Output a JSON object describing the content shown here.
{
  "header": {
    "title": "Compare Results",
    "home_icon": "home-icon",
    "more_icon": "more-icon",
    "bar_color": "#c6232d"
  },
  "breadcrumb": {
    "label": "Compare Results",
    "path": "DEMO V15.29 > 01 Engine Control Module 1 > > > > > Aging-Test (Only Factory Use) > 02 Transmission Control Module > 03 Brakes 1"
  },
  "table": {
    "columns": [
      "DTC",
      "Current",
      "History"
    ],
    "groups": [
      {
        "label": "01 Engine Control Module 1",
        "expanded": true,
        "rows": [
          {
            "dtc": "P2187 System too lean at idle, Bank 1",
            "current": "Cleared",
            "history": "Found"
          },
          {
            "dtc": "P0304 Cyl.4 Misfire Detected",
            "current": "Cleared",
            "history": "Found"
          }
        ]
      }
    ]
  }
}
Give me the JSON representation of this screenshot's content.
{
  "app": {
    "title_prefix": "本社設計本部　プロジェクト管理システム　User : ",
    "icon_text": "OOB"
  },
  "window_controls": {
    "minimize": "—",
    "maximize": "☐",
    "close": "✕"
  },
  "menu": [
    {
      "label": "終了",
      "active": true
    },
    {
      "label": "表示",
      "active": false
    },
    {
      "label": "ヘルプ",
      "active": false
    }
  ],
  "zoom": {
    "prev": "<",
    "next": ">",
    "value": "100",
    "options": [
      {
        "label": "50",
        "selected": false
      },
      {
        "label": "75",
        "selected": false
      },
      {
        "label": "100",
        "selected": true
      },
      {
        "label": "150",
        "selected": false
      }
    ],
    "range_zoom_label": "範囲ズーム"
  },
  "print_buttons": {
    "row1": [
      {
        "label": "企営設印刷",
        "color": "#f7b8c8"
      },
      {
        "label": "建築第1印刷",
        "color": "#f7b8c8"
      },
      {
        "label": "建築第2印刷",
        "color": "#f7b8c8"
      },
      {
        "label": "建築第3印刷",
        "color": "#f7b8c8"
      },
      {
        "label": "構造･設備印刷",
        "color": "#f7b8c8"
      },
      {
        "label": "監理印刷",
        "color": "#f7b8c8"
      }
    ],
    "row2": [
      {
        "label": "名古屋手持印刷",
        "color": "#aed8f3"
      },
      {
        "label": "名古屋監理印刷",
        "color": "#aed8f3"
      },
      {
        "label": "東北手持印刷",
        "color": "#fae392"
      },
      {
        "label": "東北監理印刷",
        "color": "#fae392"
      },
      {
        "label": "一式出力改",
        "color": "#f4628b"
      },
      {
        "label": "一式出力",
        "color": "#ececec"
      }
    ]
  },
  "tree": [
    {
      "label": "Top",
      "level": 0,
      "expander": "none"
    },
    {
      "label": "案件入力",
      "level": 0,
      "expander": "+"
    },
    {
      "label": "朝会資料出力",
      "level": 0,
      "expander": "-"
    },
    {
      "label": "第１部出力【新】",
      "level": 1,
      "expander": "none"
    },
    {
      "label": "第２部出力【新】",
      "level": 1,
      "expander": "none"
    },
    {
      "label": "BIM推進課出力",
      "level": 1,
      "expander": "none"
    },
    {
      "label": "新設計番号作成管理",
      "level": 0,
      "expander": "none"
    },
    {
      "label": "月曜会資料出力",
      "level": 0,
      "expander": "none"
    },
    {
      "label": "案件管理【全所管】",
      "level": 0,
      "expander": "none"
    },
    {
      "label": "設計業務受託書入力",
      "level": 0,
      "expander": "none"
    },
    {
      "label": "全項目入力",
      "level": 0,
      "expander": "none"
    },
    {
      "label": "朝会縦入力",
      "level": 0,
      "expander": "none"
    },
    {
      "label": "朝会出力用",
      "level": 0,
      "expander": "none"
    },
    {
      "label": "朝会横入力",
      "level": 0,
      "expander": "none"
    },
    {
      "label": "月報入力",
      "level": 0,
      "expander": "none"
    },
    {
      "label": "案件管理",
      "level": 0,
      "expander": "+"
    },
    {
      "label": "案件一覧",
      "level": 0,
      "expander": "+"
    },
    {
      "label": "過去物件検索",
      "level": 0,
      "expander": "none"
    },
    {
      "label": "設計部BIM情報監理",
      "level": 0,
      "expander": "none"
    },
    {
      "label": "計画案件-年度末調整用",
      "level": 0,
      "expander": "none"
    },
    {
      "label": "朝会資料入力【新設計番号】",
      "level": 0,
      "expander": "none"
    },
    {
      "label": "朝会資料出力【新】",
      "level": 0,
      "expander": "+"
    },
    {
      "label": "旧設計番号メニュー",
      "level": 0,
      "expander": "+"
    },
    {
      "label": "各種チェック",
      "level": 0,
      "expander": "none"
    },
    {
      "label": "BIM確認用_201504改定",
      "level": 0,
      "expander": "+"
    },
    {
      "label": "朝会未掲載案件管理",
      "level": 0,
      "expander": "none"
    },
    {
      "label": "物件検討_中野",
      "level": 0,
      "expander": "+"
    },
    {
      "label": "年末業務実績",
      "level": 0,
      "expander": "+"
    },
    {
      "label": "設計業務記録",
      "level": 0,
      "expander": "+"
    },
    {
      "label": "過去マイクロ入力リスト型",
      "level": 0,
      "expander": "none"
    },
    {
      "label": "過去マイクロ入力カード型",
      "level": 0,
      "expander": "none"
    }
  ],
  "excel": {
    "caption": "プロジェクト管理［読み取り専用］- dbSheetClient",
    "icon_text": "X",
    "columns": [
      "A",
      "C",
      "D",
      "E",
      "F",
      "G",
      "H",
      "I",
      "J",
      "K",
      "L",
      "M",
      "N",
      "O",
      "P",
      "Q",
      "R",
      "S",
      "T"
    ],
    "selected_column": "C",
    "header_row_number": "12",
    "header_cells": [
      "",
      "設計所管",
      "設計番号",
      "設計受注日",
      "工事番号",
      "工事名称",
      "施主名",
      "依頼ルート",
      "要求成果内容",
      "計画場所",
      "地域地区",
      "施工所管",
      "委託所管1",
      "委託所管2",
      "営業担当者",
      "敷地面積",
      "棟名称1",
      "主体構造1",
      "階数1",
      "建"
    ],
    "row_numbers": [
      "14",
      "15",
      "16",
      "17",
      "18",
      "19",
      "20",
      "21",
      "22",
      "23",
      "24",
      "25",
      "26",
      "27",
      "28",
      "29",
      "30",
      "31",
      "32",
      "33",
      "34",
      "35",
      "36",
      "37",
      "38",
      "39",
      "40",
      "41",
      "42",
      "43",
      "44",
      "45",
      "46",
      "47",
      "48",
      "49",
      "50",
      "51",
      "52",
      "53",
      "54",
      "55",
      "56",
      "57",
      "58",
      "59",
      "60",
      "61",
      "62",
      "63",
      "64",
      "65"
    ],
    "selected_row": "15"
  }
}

========

Extract every entry above as it appears.

**Written answer:**
Output a JSON object describing the content shown here.
{
  "header": {
    "title": "Compare Results",
    "home_icon": "home-icon",
    "more_icon": "more-icon",
    "bar_color": "#c6232d"
  },
  "breadcrumb": {
    "label": "Compare Results",
    "path": "DEMO V15.29 > 01 Engine Control Module 1 > > > > > Aging-Test (Only Factory Use) > 02 Transmission Control Module > 03 Brakes 1"
  },
  "table": {
    "columns": [
      "DTC",
      "Current",
      "History"
    ],
    "groups": [
      {
        "label": "01 Engine Control Module 1",
        "expanded": true,
        "rows": [
          {
            "dtc": "P2187 System too lean at idle, Bank 1",
            "current": "Cleared",
            "history": "Found"
          },
          {
            "dtc": "P0304 Cyl.4 Misfire Detected",
            "current": "Cleared",
            "history": "Found"
          }
        ]
      }
    ]
  }
}
Give me the JSON representation of this screenshot's content.
{
  "app": {
    "title_prefix": "本社設計本部　プロジェクト管理システム　User : ",
    "icon_text": "OOB"
  },
  "window_controls": {
    "minimize": "—",
    "maximize": "☐",
    "close": "✕"
  },
  "menu": [
    {
      "label": "終了",
      "active": true
    },
    {
      "label": "表示",
      "active": false
    },
    {
      "label": "ヘルプ",
      "active": false
    }
  ],
  "zoom": {
    "prev": "<",
    "next": ">",
    "value": "100",
    "options": [
      {
        "label": "50",
        "selected": false
      },
      {
        "label": "75",
        "selected": false
      },
      {
        "label": "100",
        "selected": true
      },
      {
        "label": "150",
        "selected": false
      }
    ],
    "range_zoom_label": "範囲ズーム"
  },
  "print_buttons": {
    "row1": [
      {
        "label": "企営設印刷",
        "color": "#f7b8c8"
      },
      {
        "label": "建築第1印刷",
        "color": "#f7b8c8"
      },
      {
        "label": "建築第2印刷",
        "color": "#f7b8c8"
      },
      {
        "label": "建築第3印刷",
        "color": "#f7b8c8"
      },
      {
        "label": "構造･設備印刷",
        "color": "#f7b8c8"
      },
      {
        "label": "監理印刷",
        "color": "#f7b8c8"
      }
    ],
    "row2": [
      {
        "label": "名古屋手持印刷",
        "color": "#aed8f3"
      },
      {
        "label": "名古屋監理印刷",
        "color": "#aed8f3"
      },
      {
        "label": "東北手持印刷",
        "color": "#fae392"
      },
      {
        "label": "東北監理印刷",
        "color": "#fae392"
      },
      {
        "label": "一式出力改",
        "color": "#f4628b"
      },
      {
        "label": "一式出力",
        "color": "#ececec"
      }
    ]
  },
  "tree": [
    {
      "label": "Top",
      "level": 0,
      "expander": "none"
    },
    {
      "label": "案件入力",
      "level": 0,
      "expander": "+"
    },
    {
      "label": "朝会資料出力",
      "level": 0,
      "expander": "-"
    },
    {
      "label": "第１部出力【新】",
      "level": 1,
      "expander": "none"
    },
    {
      "label": "第２部出力【新】",
      "level": 1,
      "expander": "none"
    },
    {
      "label": "BIM推進課出力",
      "level": 1,
      "expander": "none"
    },
    {
      "label": "新設計番号作成管理",
      "level": 0,
      "expander": "none"
    },
    {
      "label": "月曜会資料出力",
      "level": 0,
      "expander": "none"
    },
    {
      "label": "案件管理【全所管】",
      "level": 0,
      "expander": "none"
    },
    {
      "label": "設計業務受託書入力",
      "level": 0,
      "expander": "none"
    },
    {
      "label": "全項目入力",
      "level": 0,
      "expander": "none"
    },
    {
      "label": "朝会縦入力",
      "level": 0,
      "expander": "none"
    },
    {
      "label": "朝会出力用",
      "level": 0,
      "expander": "none"
    },
    {
      "label": "朝会横入力",
      "level": 0,
      "expander": "none"
    },
    {
      "label": "月報入力",
      "level": 0,
      "expander": "none"
    },
    {
      "label": "案件管理",
      "level": 0,
      "expander": "+"
    },
    {
      "label": "案件一覧",
      "level": 0,
      "expander": "+"
    },
    {
      "label": "過去物件検索",
      "level": 0,
      "expander": "none"
    },
    {
      "label": "設計部BIM情報監理",
      "level": 0,
      "expander": "none"
    },
    {
      "label": "計画案件-年度末調整用",
      "level": 0,
      "expander": "none"
    },
    {
      "label": "朝会資料入力【新設計番号】",
      "level": 0,
      "expander": "none"
    },
    {
      "label": "朝会資料出力【新】",
      "level": 0,
      "expander": "+"
    },
    {
      "label": "旧設計番号メニュー",
      "level": 0,
      "expander": "+"
    },
    {
      "label": "各種チェック",
      "level": 0,
      "expander": "none"
    },
    {
      "label": "BIM確認用_201504改定",
      "level": 0,
      "expander": "+"
    },
    {
      "label": "朝会未掲載案件管理",
      "level": 0,
      "expander": "none"
    },
    {
      "label": "物件検討_中野",
      "level": 0,
      "expander": "+"
    },
    {
      "label": "年末業務実績",
      "level": 0,
      "expander": "+"
    },
    {
      "label": "設計業務記録",
      "level": 0,
      "expander": "+"
    },
    {
      "label": "過去マイクロ入力リスト型",
      "level": 0,
      "expander": "none"
    },
    {
      "label": "過去マイクロ入力カード型",
      "level": 0,
      "expander": "none"
    }
  ],
  "excel": {
    "caption": "プロジェクト管理［読み取り専用］- dbSheetClient",
    "icon_text": "X",
    "columns": [
      "A",
      "C",
      "D",
      "E",
      "F",
      "G",
      "H",
      "I",
      "J",
      "K",
      "L",
      "M",
      "N",
      "O",
      "P",
      "Q",
      "R",
      "S",
      "T"
    ],
    "selected_column": "C",
    "header_row_number": "12",
    "header_cells": [
      "",
      "設計所管",
      "設計番号",
      "設計受注日",
      "工事番号",
      "工事名称",
      "施主名",
      "依頼ルート",
      "要求成果内容",
      "計画場所",
      "地域地区",
      "施工所管",
      "委託所管1",
      "委託所管2",
      "営業担当者",
      "敷地面積",
      "棟名称1",
      "主体構造1",
      "階数1",
      "建"
    ],
    "row_numbers": [
      "14",
      "15",
      "16",
      "17",
      "18",
      "19",
      "20",
      "21",
      "22",
      "23",
      "24",
      "25",
      "26",
      "27",
      "28",
      "29",
      "30",
      "31",
      "32",
      "33",
      "34",
      "35",
      "36",
      "37",
      "38",
      "39",
      "40",
      "41",
      "42",
      "43",
      "44",
      "45",
      "46",
      "47",
      "48",
      "49",
      "50",
      "51",
      "52",
      "53",
      "54",
      "55",
      "56",
      "57",
      "58",
      "59",
      "60",
      "61",
      "62",
      "63",
      "64",
      "65"
    ],
    "selected_row": "15"
  }
}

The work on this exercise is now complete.